━━ ТЕКСТ ДЛЯ ЧТЕНИЯ ━━

Опубликовано в журнале Неприкосновенный запас, номер 6, 2003
Олег Владимирович Аронсон (p. 1964) — сотрудник Института философии Российской академии наук
Говоря о телевидении сегодня, очень трудно избежать того социально-политического контекста, с которым оно для нас связано в последние годы. Телевидение все больше предстает как некий инструмент борьбы за власть, как мощное средство политтехнологов по созданию одних образов и разоблачению других, по манипулированию вниманием зрителей, отвлекая последних от одних проблем и навязывая им другие. Телевидение вступает в кооперацию с деньгами и постоянно утверждает свою абсолютную зависимость или от рекламодателя, или от институтов государственной власти. Оно словно немощный и вялый проводник внешнего насилия, специфика которого в том, что зритель, сколь бы ни уверен он был в том, что его используют, обманывают, морочат голову, все равно готов «покупаться» на это насилие, которое хотя и отталкивает, но привлекает еще в большей степени.
Может быть, это специфическая ситуация только последних лет и только для России? Судя по всему, это не так. Не случайно при видимом разнообразии каналов, программ, мнений, высказываемых с экрана, подобная же ситуация отмечается и многими западными исследователями медиа. Телевидение — средство, в котором политики насилия достигают наибольшей агрессивности, несмотря на видимую мягкость этой агрессии. С одной стороны, по сравнению с кино, телевидение имеет очень серьезные ограничения на показ жестокости или непристойности, то есть на средства, казалось бы, максимально воздействующие, но, с другой стороны, телевизионное насилие предстает крайне искусным, где те же жестокость и непристойность подаются в абсолютно потребимом виде, где они скрыты в своей непосредственной видимости, но не менее значимы для восприятия.

━━━

- **ЗАДАНИЕ**:
Пожалуйста, подхватите текст о телевидении выше и продолжите его сразу после последнего предложения.

━━ ЗАПИСИ ━━

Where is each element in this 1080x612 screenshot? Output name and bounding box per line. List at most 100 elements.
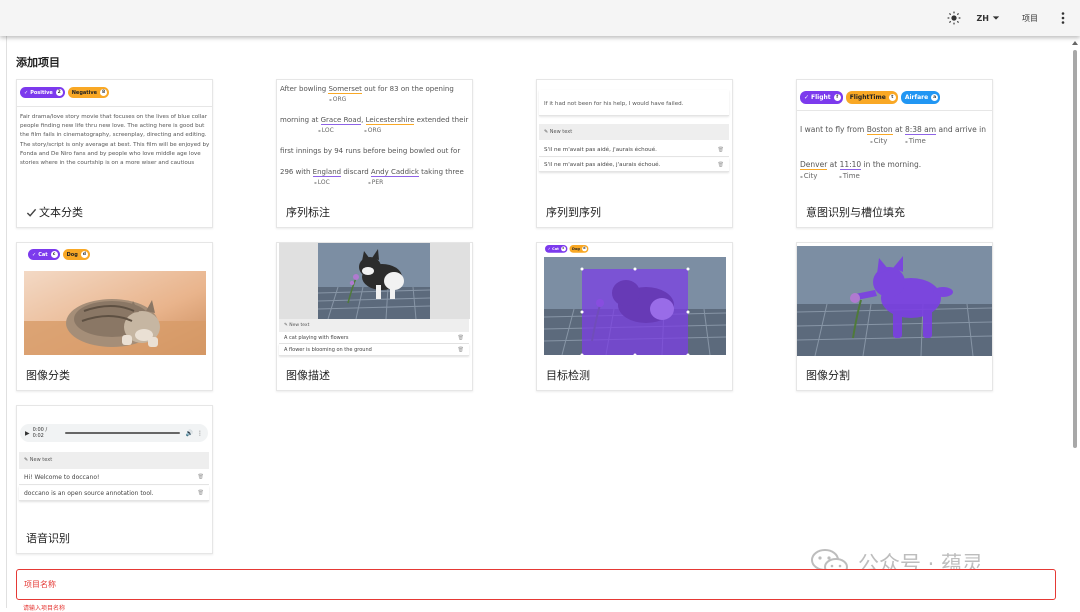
- volume-icon[interactable]: 🔊: [186, 430, 193, 437]
- sample-line: I want to fly from Boston at 8:38 am and…: [800, 125, 986, 135]
- label-chips: ✓ Flight f FlightTime t Airfare a: [800, 91, 943, 104]
- page-title: 添加项目: [16, 56, 60, 69]
- source-text-box: If it had not been for his help, I would…: [539, 90, 729, 116]
- list-item: A flower is blooming on the ground 🗑: [279, 344, 469, 356]
- new-text-input: ✎ New text: [279, 319, 469, 332]
- sample-line: Denver at 11:10 in the morning.: [800, 160, 922, 170]
- check-icon: ✓: [32, 251, 37, 258]
- card-preview: ✓ Flight f FlightTime t Airfare a I want…: [797, 80, 992, 195]
- entity-tag: LOC: [314, 179, 330, 186]
- label-chip-cat: ✓ Cat c: [545, 245, 568, 253]
- projects-link[interactable]: 项目: [1022, 13, 1038, 24]
- label-chips: ✓ Cat c Dog d: [28, 249, 93, 260]
- list-item: Hi! Welcome to doccano! 🗑: [19, 470, 209, 485]
- card-title: 目标检测: [546, 369, 590, 382]
- label-chips: ✓ Cat c Dog d: [545, 245, 590, 253]
- audio-player: ▶ 0:00 / 0:02 🔊 ⋮: [20, 424, 208, 442]
- label-chips: ✓ Positive 2 Negative 8: [20, 87, 112, 98]
- label-chip-flight: ✓ Flight f: [800, 91, 843, 104]
- task-card-image-captioning[interactable]: ✎ New text A cat playing with flowers 🗑 A…: [276, 242, 473, 391]
- project-name-label: 项目名称: [24, 580, 56, 589]
- list-item: S'il ne m'avait pas aidé, j'aurais échou…: [539, 143, 729, 157]
- task-card-object-detection[interactable]: ✓ Cat c Dog d 目标检测: [536, 242, 733, 391]
- label-chip-dog: Dog d: [62, 249, 90, 260]
- content-border: [6, 36, 7, 608]
- delete-icon: 🗑: [457, 347, 464, 353]
- delete-icon: 🗑: [717, 162, 724, 168]
- page-scrollbar[interactable]: [1072, 40, 1078, 608]
- task-card-seq2seq[interactable]: If it had not been for his help, I would…: [536, 79, 733, 228]
- pencil-icon: ✎: [24, 457, 29, 463]
- chip-shortcut: 2: [55, 89, 63, 96]
- scroll-up-icon[interactable]: [1072, 40, 1078, 46]
- task-card-segmentation[interactable]: 图像分割: [796, 242, 993, 391]
- check-icon: [26, 208, 37, 217]
- new-text-input: ✎ New text: [539, 124, 729, 140]
- project-name-input[interactable]: 项目名称: [16, 569, 1056, 600]
- label-chip-dog: Dog d: [569, 245, 589, 253]
- list-item: doccano is an open source annotation too…: [19, 486, 209, 501]
- more-vertical-icon: [1061, 12, 1065, 24]
- divider: [797, 110, 992, 111]
- card-title: 序列标注: [286, 206, 330, 219]
- sun-icon: [947, 11, 960, 25]
- list-item: S'il ne m'avait pas aidée, j'aurais écho…: [539, 158, 729, 172]
- app-bar: ZH 项目: [0, 0, 1080, 36]
- slot-tag: Time: [905, 137, 926, 145]
- label-chip-flighttime: FlightTime t: [845, 91, 898, 104]
- card-title: 图像分类: [26, 369, 70, 382]
- delete-icon: 🗑: [457, 335, 464, 341]
- entity-tag: PER: [368, 179, 384, 186]
- slot-tag: Time: [839, 172, 860, 180]
- more-vertical-icon[interactable]: ⋮: [197, 430, 203, 437]
- delete-icon: 🗑: [197, 474, 204, 480]
- entity-tag: ORG: [364, 127, 382, 134]
- card-title: 图像分割: [806, 369, 850, 382]
- play-icon[interactable]: ▶: [25, 430, 30, 437]
- list-item: A cat playing with flowers 🗑: [279, 332, 469, 344]
- card-preview: ▶ 0:00 / 0:02 🔊 ⋮ ✎ New text Hi! Welcome…: [17, 406, 212, 521]
- caret-down-icon: [992, 16, 1000, 20]
- more-menu-button[interactable]: [1060, 11, 1066, 25]
- scrollbar-thumb[interactable]: [1073, 50, 1077, 448]
- language-menu-button[interactable]: ZH: [977, 14, 1001, 23]
- language-label: ZH: [976, 13, 990, 23]
- task-card-speech-recognition[interactable]: ▶ 0:00 / 0:02 🔊 ⋮ ✎ New text Hi! Welcome…: [16, 405, 213, 554]
- task-card-intent-slot[interactable]: ✓ Flight f FlightTime t Airfare a I want…: [796, 79, 993, 228]
- task-card-text-classification[interactable]: ✓ Positive 2 Negative 8 Fair drama/love …: [16, 79, 213, 228]
- chip-label: Negative: [71, 89, 98, 96]
- chip-shortcut: 8: [100, 89, 108, 96]
- theme-toggle-button[interactable]: [947, 11, 961, 25]
- cat-photo: [24, 271, 206, 355]
- sample-text: Fair drama/love story movie that focuses…: [20, 114, 210, 167]
- card-preview: ✓ Positive 2 Negative 8 Fair drama/love …: [17, 80, 212, 195]
- sample-line: 296 with England discard Andy Caddick ta…: [280, 168, 464, 177]
- check-icon: ✓: [804, 94, 810, 101]
- sample-line: morning at Grace Road, Leicestershire ex…: [280, 116, 469, 125]
- task-card-sequence-labeling[interactable]: After bowling Somerset out for 83 on the…: [276, 79, 473, 228]
- divider: [17, 106, 212, 107]
- projects-label: 项目: [1022, 13, 1038, 23]
- label-chip-airfare: Airfare a: [900, 91, 941, 104]
- pencil-icon: ✎: [544, 129, 549, 135]
- detection-photo: [544, 257, 726, 355]
- slot-tag: City: [800, 172, 818, 180]
- sample-line: first innings by 94 runs before being bo…: [280, 147, 461, 155]
- card-title: 文本分类: [26, 204, 83, 220]
- delete-icon: 🗑: [717, 147, 724, 153]
- card-title: 图像描述: [286, 369, 330, 382]
- audio-progress-bar[interactable]: [65, 432, 180, 434]
- card-preview: ✓ Cat c Dog d: [537, 243, 732, 358]
- task-card-image-classification[interactable]: ✓ Cat c Dog d 图像分类: [16, 242, 213, 391]
- card-preview: After bowling Somerset out for 83 on the…: [277, 80, 472, 195]
- card-title: 序列到序列: [546, 206, 601, 219]
- label-chip-positive: ✓ Positive 2: [20, 87, 65, 98]
- entity-tag: LOC: [318, 127, 334, 134]
- segmentation-photo: [797, 246, 992, 356]
- card-preview: If it had not been for his help, I would…: [537, 80, 732, 195]
- delete-icon: 🗑: [197, 490, 204, 496]
- slot-tag: City: [870, 137, 888, 145]
- entity-tag: ORG: [329, 96, 347, 103]
- label-chip-negative: Negative 8: [67, 87, 110, 98]
- new-text-input: ✎ New text: [19, 452, 209, 469]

━━━

- **ОТВЕТ**:
Как известно, существует множество ограничений на телевизионную продукцию именно в силу ее предельной массовости. Эти ограничения несравненно более жесткие, чем в литературе или в кинематографе. И то, что они постоянно нарушаются, то есть постоянно возникают те или иные передачи, в которых эти ограничения проверяются на прочность, не столь важно. Куда важнее то, что телевидение научается находить притягательные для зрителей элементы (от нарочито сентиментальных до отвратительных) в самых непритязательных, самых обыденных образах. Эти образы кажутся абсолютно стертыми, за ними уже нет никакой «картинки», словно они принадлежат порядку самой повседневности. Это — образы скорее действующие, нежели видимые.
Именно эффективность действия неясных и смутных образов, извлеченных из неактуализированного пространства существования современного человека (желания, ожидания, надежды), заставляет обращаться к телевидению не только рекламистов, но и государство. Виртуальные войны, виртуальные лидеры партий, виртуальные выборы — все это достигло такой степени интенсивности, что сама попытка ставить вопрос о телевидении неполитически кажется обреченной.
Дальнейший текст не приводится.